┌──

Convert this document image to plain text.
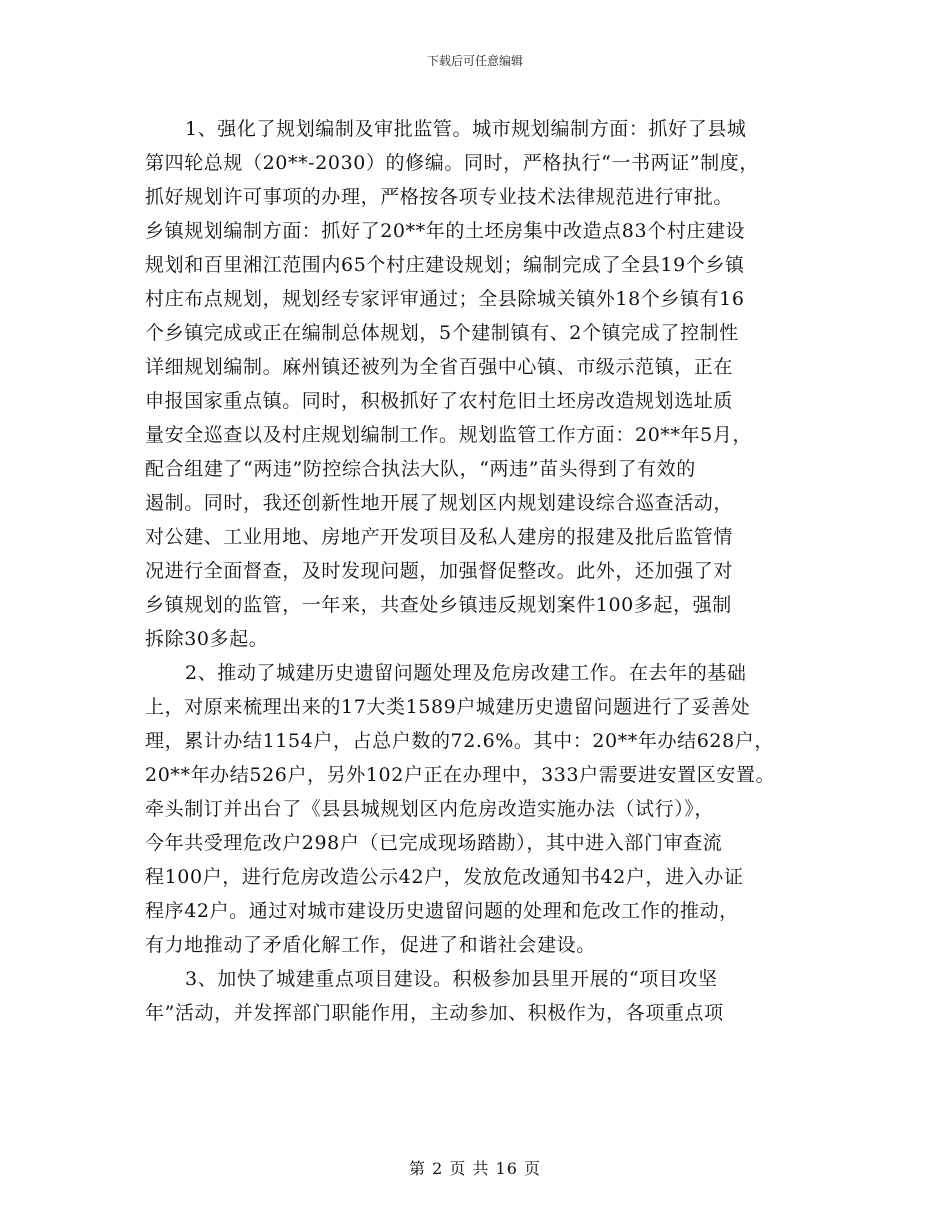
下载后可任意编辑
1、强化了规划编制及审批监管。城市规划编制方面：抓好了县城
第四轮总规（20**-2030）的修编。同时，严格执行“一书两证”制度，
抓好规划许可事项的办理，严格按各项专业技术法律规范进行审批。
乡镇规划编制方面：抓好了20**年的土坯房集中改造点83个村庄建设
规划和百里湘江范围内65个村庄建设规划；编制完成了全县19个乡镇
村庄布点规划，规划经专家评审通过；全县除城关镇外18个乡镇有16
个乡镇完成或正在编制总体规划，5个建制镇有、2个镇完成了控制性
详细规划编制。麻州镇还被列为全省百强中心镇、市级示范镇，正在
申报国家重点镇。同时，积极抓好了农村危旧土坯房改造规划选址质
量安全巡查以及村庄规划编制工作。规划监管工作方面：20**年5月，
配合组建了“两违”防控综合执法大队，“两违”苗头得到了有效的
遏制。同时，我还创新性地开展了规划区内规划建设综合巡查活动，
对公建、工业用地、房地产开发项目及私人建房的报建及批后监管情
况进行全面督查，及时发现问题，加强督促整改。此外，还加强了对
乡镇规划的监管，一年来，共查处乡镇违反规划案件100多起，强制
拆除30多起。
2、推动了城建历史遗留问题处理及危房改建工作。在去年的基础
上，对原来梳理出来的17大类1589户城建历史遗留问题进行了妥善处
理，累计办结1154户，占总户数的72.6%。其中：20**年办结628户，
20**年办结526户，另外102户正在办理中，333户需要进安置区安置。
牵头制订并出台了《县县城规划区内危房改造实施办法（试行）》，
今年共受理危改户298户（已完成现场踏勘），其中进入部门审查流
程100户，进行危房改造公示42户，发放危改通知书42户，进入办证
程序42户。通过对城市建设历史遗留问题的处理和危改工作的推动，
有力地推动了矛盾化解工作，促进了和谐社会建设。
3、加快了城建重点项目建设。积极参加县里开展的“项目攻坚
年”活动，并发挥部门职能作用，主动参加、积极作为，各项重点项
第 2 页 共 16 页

└──
┌──

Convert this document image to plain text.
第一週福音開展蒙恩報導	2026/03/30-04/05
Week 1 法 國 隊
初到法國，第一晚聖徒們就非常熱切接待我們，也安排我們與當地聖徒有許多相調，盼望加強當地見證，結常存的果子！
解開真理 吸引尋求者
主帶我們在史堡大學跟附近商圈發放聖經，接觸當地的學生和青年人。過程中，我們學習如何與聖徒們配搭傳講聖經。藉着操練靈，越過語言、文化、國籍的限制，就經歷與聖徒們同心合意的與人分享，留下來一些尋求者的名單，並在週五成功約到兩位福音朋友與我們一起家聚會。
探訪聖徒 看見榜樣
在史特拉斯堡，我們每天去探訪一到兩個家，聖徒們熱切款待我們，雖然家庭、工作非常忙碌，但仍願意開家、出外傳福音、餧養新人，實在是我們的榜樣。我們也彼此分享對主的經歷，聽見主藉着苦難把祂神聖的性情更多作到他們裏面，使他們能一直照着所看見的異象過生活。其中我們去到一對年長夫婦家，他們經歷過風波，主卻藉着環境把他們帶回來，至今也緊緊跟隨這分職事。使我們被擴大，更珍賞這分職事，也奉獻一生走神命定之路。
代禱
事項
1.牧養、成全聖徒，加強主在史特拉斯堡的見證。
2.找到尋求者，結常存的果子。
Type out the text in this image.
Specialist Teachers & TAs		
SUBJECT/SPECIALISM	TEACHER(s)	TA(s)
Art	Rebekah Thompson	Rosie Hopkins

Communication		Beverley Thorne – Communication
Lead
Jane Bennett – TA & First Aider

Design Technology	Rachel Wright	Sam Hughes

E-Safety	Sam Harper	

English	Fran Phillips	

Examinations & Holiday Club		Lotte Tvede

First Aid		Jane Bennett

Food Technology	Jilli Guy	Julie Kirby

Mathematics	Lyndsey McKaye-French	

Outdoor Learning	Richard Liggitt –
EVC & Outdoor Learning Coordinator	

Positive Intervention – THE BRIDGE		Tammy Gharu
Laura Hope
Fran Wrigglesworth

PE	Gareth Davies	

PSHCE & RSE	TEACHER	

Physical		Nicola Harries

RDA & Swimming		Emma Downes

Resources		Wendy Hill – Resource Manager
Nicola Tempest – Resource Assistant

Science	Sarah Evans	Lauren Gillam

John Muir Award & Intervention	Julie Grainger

└──
┌──

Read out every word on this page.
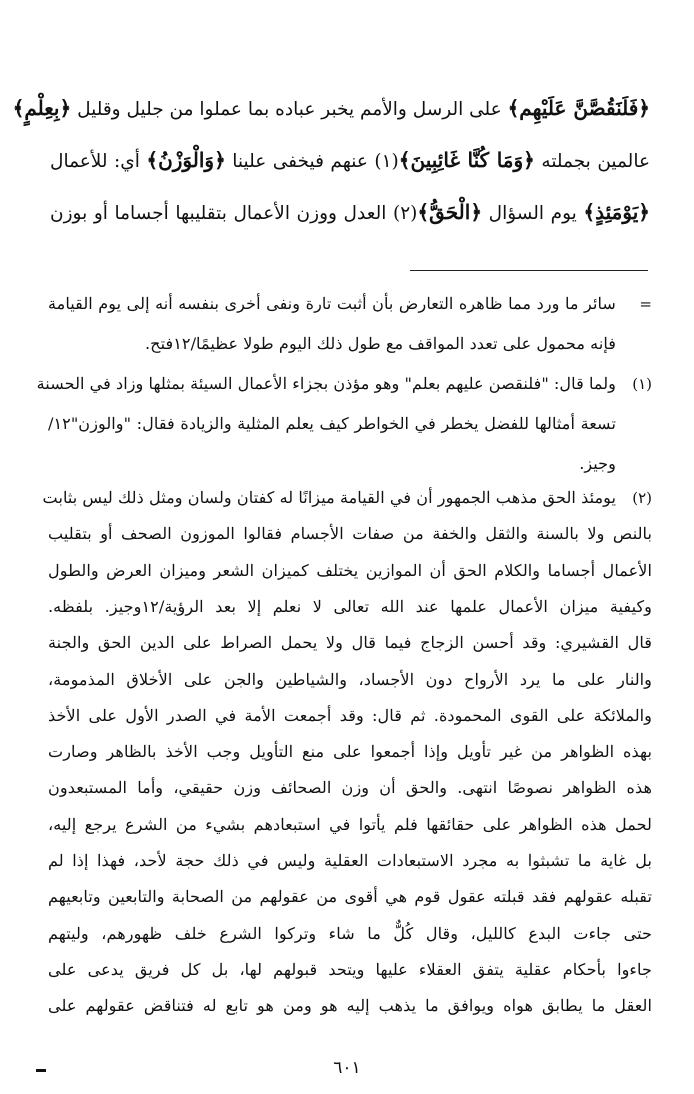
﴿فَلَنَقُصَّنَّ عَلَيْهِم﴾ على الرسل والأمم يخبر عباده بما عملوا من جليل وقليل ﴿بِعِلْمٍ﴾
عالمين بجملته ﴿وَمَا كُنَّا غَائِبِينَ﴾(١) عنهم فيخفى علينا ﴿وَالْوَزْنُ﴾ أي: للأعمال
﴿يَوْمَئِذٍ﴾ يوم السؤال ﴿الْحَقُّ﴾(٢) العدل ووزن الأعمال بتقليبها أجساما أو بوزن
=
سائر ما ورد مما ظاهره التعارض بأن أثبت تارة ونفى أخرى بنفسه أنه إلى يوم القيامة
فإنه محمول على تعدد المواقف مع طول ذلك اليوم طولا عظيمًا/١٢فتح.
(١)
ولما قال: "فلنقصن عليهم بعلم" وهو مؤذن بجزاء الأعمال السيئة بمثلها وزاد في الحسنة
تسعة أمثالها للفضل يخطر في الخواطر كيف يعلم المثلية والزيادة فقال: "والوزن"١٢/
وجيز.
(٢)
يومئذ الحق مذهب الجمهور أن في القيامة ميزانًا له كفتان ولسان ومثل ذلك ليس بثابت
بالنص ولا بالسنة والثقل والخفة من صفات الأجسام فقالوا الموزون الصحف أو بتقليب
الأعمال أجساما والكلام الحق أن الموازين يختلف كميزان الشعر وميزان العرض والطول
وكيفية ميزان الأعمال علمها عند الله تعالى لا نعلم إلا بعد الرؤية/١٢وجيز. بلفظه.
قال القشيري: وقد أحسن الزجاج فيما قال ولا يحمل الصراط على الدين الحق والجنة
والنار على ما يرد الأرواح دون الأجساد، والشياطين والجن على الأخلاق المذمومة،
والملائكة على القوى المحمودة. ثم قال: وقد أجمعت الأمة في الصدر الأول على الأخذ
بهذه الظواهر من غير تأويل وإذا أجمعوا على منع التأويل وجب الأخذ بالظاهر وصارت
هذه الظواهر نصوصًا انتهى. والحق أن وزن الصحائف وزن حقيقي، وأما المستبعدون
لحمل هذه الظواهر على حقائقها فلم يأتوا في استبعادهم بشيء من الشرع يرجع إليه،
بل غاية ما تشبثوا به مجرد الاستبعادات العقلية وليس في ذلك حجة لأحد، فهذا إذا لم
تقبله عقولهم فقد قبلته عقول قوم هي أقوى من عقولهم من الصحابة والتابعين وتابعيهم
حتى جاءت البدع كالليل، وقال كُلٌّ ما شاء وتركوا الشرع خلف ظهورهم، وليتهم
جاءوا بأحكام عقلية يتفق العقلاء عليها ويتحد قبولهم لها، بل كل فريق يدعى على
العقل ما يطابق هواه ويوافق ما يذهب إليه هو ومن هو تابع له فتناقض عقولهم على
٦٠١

└──

:: Written problem ::
Your task is to list each line of the records with the word "Outdoor".

:: Solved exercise ::
Outdoor Learning	Richard Liggitt –
EVC & Outdoor Learning Coordinator	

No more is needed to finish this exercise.